►
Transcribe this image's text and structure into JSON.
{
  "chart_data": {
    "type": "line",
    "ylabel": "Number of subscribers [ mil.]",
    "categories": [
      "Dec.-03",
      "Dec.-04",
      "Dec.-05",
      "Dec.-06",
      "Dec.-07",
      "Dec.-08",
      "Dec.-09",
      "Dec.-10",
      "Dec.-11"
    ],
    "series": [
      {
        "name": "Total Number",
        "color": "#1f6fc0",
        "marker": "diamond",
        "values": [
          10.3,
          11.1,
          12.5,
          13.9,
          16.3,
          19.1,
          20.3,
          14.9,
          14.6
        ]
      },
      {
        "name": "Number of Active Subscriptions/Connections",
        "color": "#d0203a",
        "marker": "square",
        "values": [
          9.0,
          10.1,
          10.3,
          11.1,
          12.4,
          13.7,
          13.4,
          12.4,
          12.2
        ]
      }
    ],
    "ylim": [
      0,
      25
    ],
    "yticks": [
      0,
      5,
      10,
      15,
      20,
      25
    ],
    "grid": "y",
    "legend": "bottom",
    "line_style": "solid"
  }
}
◄
►
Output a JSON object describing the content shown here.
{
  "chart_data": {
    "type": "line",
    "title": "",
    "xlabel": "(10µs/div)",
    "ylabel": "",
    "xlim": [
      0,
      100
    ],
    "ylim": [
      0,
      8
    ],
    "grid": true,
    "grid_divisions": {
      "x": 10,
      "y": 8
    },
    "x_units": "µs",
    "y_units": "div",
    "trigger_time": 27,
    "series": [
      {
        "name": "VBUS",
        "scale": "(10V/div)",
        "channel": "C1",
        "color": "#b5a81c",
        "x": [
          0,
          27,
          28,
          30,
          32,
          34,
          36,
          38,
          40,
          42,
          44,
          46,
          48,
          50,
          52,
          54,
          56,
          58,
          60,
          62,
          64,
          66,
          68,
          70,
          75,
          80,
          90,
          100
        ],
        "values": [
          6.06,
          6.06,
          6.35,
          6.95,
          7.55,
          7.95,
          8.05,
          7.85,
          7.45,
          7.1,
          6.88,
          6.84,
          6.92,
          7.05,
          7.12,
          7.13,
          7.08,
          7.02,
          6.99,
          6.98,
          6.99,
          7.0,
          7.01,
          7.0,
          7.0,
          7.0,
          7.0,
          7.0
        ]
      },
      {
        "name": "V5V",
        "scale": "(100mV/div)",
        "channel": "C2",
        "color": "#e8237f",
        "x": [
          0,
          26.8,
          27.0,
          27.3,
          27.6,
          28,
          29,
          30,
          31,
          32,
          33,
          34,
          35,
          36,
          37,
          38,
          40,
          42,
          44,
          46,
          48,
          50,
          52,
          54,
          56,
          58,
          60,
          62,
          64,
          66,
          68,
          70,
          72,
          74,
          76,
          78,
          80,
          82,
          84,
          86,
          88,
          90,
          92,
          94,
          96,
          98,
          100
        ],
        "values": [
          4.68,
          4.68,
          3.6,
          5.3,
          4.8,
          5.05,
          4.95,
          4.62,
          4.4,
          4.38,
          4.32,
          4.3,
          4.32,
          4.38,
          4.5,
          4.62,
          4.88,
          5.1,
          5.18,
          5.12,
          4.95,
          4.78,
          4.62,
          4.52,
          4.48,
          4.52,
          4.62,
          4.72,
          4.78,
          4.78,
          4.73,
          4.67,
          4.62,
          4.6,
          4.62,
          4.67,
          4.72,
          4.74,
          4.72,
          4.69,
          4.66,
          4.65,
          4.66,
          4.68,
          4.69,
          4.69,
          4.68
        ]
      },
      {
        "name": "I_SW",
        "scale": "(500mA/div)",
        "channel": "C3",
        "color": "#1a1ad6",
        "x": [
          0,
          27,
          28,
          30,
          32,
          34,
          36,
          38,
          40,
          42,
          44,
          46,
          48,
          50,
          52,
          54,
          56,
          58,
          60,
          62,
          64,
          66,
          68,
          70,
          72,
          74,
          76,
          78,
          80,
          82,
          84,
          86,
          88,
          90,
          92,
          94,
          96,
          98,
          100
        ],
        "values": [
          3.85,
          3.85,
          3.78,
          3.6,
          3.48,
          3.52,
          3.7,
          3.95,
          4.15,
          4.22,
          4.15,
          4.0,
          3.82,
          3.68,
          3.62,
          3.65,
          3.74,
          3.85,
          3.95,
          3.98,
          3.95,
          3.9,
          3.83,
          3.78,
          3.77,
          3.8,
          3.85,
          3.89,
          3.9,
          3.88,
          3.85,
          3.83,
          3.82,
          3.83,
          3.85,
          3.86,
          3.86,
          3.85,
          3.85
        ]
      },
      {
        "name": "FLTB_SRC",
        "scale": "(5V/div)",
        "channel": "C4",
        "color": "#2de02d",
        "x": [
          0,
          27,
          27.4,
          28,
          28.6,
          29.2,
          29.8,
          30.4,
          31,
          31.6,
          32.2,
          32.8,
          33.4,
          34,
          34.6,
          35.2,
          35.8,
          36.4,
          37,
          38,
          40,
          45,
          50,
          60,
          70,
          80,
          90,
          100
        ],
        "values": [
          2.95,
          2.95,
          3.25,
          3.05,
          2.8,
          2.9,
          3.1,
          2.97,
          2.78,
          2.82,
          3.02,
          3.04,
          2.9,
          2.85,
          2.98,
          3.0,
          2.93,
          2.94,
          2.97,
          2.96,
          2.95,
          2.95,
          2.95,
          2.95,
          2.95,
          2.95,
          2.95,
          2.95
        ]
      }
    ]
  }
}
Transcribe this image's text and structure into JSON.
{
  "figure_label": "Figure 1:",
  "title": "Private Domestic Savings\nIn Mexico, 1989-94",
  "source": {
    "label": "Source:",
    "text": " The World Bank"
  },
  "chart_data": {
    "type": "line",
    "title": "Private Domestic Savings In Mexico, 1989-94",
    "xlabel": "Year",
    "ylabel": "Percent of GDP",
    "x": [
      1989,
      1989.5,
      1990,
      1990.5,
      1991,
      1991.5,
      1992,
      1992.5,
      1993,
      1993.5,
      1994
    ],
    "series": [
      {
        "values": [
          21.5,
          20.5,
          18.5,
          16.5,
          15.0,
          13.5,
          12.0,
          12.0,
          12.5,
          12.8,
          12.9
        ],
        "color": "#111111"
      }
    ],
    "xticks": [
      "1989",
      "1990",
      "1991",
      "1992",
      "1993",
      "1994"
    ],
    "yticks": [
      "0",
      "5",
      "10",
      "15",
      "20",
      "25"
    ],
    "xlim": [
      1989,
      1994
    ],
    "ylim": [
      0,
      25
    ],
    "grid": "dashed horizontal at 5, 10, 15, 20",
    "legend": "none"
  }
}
◄
►
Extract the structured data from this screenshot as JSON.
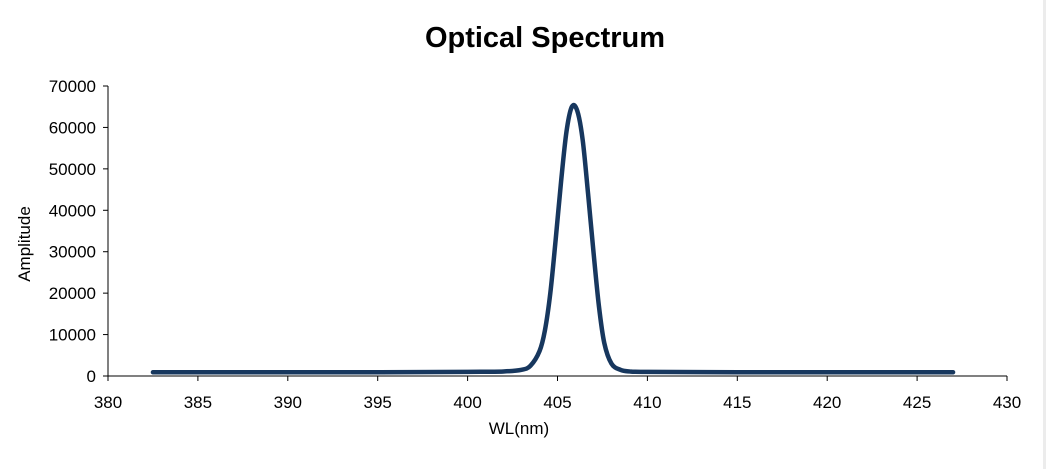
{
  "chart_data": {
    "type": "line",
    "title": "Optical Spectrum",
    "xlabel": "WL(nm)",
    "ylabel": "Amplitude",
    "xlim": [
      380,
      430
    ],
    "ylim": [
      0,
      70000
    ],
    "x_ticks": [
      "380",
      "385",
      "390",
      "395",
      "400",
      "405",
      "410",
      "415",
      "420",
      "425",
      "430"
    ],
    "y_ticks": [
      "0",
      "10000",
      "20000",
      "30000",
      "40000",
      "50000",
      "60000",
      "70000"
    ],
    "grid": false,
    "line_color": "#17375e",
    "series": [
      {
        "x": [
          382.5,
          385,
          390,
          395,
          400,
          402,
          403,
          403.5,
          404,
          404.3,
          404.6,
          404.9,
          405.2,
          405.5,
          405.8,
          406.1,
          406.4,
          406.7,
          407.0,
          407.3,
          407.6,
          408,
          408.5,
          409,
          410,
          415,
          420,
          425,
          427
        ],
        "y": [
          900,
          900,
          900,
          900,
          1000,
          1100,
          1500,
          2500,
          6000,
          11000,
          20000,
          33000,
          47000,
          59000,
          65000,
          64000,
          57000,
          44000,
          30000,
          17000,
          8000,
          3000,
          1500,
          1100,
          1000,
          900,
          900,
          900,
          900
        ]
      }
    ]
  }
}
◄
Look through the entries above; copy each line where the string "ylabel" appears.

    "ylabel": "Number of subscribers [ mil.]",
    "ylabel": "",
    "ylabel": "Percent of GDP",
    "ylabel": "Amplitude",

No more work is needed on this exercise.